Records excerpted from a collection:
-- -- --
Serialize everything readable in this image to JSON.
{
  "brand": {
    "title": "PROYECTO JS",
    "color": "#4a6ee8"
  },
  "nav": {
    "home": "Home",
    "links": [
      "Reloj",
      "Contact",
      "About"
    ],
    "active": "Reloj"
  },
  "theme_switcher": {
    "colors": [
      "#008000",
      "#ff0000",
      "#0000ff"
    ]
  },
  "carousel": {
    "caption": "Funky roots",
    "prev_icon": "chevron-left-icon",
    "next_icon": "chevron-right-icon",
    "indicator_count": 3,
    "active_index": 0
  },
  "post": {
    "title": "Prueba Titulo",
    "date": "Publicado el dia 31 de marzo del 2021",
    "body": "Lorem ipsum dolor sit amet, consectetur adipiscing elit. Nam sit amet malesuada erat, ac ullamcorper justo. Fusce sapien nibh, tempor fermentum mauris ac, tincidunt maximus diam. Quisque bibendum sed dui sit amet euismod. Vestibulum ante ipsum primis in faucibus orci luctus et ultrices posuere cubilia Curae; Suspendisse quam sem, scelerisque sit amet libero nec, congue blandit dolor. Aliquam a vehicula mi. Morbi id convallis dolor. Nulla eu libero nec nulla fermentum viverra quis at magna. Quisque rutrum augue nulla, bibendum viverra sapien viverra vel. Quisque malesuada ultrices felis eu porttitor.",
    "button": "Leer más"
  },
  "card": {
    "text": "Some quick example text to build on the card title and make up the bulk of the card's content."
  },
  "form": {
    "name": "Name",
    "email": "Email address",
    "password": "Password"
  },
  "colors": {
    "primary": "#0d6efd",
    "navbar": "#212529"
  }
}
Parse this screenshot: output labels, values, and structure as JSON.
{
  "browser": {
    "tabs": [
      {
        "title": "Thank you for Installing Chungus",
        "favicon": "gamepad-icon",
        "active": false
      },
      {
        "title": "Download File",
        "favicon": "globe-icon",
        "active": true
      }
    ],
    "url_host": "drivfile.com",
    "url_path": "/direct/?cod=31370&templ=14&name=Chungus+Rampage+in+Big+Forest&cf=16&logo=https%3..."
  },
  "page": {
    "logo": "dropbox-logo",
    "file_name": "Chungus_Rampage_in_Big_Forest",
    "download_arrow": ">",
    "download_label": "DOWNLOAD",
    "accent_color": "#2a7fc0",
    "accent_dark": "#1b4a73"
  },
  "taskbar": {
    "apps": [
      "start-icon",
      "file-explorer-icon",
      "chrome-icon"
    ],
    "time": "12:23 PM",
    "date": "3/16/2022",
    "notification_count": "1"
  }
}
-- -- --
INSTRUCTION:
Reproduce the whole listing word for word.

FULL ANSWER:
Serialize everything readable in this image to JSON.
{
  "brand": {
    "title": "PROYECTO JS",
    "color": "#4a6ee8"
  },
  "nav": {
    "home": "Home",
    "links": [
      "Reloj",
      "Contact",
      "About"
    ],
    "active": "Reloj"
  },
  "theme_switcher": {
    "colors": [
      "#008000",
      "#ff0000",
      "#0000ff"
    ]
  },
  "carousel": {
    "caption": "Funky roots",
    "prev_icon": "chevron-left-icon",
    "next_icon": "chevron-right-icon",
    "indicator_count": 3,
    "active_index": 0
  },
  "post": {
    "title": "Prueba Titulo",
    "date": "Publicado el dia 31 de marzo del 2021",
    "body": "Lorem ipsum dolor sit amet, consectetur adipiscing elit. Nam sit amet malesuada erat, ac ullamcorper justo. Fusce sapien nibh, tempor fermentum mauris ac, tincidunt maximus diam. Quisque bibendum sed dui sit amet euismod. Vestibulum ante ipsum primis in faucibus orci luctus et ultrices posuere cubilia Curae; Suspendisse quam sem, scelerisque sit amet libero nec, congue blandit dolor. Aliquam a vehicula mi. Morbi id convallis dolor. Nulla eu libero nec nulla fermentum viverra quis at magna. Quisque rutrum augue nulla, bibendum viverra sapien viverra vel. Quisque malesuada ultrices felis eu porttitor.",
    "button": "Leer más"
  },
  "card": {
    "text": "Some quick example text to build on the card title and make up the bulk of the card's content."
  },
  "form": {
    "name": "Name",
    "email": "Email address",
    "password": "Password"
  },
  "colors": {
    "primary": "#0d6efd",
    "navbar": "#212529"
  }
}
Parse this screenshot: output labels, values, and structure as JSON.
{
  "browser": {
    "tabs": [
      {
        "title": "Thank you for Installing Chungus",
        "favicon": "gamepad-icon",
        "active": false
      },
      {
        "title": "Download File",
        "favicon": "globe-icon",
        "active": true
      }
    ],
    "url_host": "drivfile.com",
    "url_path": "/direct/?cod=31370&templ=14&name=Chungus+Rampage+in+Big+Forest&cf=16&logo=https%3..."
  },
  "page": {
    "logo": "dropbox-logo",
    "file_name": "Chungus_Rampage_in_Big_Forest",
    "download_arrow": ">",
    "download_label": "DOWNLOAD",
    "accent_color": "#2a7fc0",
    "accent_dark": "#1b4a73"
  },
  "taskbar": {
    "apps": [
      "start-icon",
      "file-explorer-icon",
      "chrome-icon"
    ],
    "time": "12:23 PM",
    "date": "3/16/2022",
    "notification_count": "1"
  }
}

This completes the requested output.